What is required: Copy the listing verbatim, excluding any images found in it.

Data provided:

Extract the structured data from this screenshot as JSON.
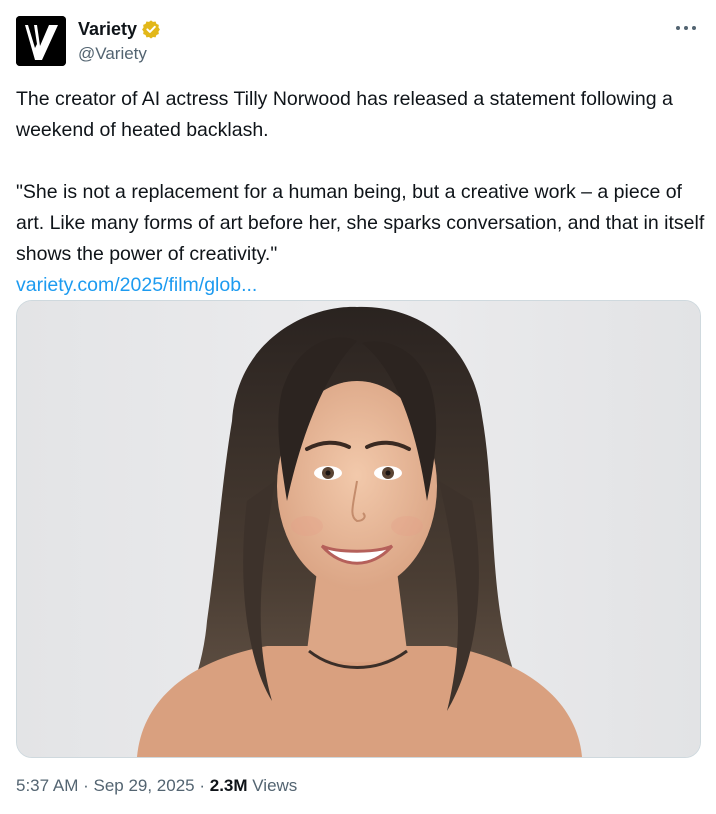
{
  "account": {
    "display_name": "Variety",
    "handle": "@Variety",
    "avatar_letter": "V"
  },
  "tweet": {
    "paragraph1": "The creator of AI actress Tilly Norwood has released a statement following a weekend of heated backlash.",
    "paragraph2": "\"She is not a replacement for a human being, but a creative work – a piece of art. Like many forms of art before her, she sparks conversation, and that in itself shows the power of creativity.\"",
    "link_text": "variety.com/2025/film/glob...",
    "media_icon": "portrait-photo"
  },
  "meta": {
    "time": "5:37 AM",
    "separator1": " · ",
    "date": "Sep 29, 2025",
    "separator2": " · ",
    "views_count": "2.3M",
    "views_label": " Views"
  },
  "icons": {
    "verified": "verified-gold-badge-icon",
    "more": "more-options-icon"
  },
  "colors": {
    "link": "#1d9bf0",
    "secondary_text": "#536471",
    "primary_text": "#0f1419",
    "verified_gold": "#e2b719",
    "border": "#cfd9de"
  }
}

Answer below:
Extract the structured data from this screenshot as JSON.
{
  "account": {
    "display_name": "Variety",
    "handle": "@Variety",
    "avatar_letter": "V"
  },
  "tweet": {
    "paragraph1": "The creator of AI actress Tilly Norwood has released a statement following a weekend of heated backlash.",
    "paragraph2": "\"She is not a replacement for a human being, but a creative work – a piece of art. Like many forms of art before her, she sparks conversation, and that in itself shows the power of creativity.\"",
    "link_text": "variety.com/2025/film/glob...",
    "media_icon": "portrait-photo"
  },
  "meta": {
    "time": "5:37 AM",
    "separator1": " · ",
    "date": "Sep 29, 2025",
    "separator2": " · ",
    "views_count": "2.3M",
    "views_label": " Views"
  },
  "icons": {
    "verified": "verified-gold-badge-icon",
    "more": "more-options-icon"
  },
  "colors": {
    "link": "#1d9bf0",
    "secondary_text": "#536471",
    "primary_text": "#0f1419",
    "verified_gold": "#e2b719",
    "border": "#cfd9de"
  }
}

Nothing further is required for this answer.